(Saved entries)
** Start **

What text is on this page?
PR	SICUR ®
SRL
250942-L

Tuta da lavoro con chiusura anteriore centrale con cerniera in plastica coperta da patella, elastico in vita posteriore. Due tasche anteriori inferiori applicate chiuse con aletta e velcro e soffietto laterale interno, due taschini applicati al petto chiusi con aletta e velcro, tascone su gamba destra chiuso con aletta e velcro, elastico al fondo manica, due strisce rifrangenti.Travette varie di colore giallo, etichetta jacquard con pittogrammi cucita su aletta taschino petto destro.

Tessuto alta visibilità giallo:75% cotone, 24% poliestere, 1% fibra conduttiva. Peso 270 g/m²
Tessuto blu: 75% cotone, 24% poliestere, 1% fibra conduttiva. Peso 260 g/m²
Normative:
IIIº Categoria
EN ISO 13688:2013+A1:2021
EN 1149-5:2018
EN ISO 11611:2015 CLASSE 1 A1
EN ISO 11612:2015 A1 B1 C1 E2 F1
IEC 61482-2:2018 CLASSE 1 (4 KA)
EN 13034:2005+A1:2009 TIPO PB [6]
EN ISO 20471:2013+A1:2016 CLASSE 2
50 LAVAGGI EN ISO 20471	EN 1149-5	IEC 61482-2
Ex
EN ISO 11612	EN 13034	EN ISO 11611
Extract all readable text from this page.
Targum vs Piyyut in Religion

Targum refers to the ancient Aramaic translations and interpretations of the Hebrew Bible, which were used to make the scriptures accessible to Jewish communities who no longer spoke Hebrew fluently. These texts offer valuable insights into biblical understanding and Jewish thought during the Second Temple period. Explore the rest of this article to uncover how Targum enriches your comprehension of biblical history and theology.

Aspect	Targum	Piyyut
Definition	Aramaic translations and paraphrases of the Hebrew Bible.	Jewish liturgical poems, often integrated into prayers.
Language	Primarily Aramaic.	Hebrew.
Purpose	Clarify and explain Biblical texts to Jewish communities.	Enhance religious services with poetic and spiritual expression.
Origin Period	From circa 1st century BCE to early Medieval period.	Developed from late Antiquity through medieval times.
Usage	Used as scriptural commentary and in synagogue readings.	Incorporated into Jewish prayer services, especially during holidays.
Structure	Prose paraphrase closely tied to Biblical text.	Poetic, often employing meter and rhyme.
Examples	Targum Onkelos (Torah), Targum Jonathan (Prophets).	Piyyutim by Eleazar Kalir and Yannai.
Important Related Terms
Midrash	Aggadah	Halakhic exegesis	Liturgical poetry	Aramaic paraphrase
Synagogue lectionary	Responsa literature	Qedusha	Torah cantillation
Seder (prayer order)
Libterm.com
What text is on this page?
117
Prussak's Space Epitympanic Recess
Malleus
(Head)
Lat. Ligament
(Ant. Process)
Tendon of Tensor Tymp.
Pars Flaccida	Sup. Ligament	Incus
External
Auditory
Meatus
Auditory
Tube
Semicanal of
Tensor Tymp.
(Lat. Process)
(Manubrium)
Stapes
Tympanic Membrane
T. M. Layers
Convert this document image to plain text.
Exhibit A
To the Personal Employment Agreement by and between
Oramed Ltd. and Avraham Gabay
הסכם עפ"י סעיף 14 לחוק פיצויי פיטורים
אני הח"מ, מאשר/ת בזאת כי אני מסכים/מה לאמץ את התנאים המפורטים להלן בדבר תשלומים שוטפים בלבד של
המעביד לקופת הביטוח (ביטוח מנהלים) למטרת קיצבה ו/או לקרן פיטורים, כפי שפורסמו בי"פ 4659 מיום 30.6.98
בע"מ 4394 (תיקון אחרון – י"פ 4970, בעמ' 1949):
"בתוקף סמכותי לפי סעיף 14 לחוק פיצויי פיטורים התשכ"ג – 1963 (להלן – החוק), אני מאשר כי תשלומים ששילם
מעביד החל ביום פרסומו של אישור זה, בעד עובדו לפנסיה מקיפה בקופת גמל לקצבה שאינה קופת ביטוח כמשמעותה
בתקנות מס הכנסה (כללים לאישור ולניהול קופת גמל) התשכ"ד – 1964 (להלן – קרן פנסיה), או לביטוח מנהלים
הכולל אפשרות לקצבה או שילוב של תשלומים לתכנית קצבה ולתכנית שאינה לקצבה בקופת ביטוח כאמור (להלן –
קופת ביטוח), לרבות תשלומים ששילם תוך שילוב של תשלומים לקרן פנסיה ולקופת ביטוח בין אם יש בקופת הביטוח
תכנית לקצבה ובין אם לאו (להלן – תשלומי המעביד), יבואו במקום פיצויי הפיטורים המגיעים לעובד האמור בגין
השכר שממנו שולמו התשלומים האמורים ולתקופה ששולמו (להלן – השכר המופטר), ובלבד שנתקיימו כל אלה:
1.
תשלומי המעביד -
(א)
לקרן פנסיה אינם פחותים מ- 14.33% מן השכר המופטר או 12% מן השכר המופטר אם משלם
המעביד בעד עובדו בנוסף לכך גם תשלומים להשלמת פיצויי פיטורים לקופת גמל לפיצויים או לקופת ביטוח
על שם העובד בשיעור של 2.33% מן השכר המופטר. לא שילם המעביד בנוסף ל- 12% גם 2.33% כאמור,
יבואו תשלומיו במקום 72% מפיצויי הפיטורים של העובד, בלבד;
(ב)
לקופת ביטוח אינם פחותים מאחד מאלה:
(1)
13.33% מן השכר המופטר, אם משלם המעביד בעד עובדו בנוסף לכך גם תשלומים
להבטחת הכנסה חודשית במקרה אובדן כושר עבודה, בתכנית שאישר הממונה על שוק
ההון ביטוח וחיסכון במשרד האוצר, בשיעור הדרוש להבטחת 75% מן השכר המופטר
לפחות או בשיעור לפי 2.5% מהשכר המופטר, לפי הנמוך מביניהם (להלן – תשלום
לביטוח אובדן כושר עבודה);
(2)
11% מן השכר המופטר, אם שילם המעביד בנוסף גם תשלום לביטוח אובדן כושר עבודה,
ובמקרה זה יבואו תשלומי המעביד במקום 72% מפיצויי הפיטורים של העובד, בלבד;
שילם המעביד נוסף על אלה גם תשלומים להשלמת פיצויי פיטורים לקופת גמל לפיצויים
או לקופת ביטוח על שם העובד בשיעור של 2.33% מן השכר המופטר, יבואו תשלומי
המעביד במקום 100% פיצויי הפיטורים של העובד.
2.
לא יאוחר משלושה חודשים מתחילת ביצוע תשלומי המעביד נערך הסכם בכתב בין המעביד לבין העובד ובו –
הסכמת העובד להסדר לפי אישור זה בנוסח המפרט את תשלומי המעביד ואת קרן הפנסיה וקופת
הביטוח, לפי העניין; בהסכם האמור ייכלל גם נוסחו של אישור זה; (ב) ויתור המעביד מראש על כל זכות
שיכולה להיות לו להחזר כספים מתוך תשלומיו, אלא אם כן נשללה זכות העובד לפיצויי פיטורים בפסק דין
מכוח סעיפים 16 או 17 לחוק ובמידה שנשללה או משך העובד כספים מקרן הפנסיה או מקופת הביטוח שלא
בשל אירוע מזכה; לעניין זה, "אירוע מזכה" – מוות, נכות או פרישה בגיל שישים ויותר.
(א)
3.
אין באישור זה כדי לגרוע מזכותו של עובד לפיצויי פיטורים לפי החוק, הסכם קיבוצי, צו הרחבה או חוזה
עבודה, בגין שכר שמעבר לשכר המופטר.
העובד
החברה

** End **

Scan the lines above for "Torah", then copy every one that has it.

Examples	Targum Onkelos (Torah), Targum Jonathan (Prophets).	Piyyutim by Eleazar Kalir and Yannai.
Synagogue lectionary	Responsa literature	Qedusha	Torah cantillation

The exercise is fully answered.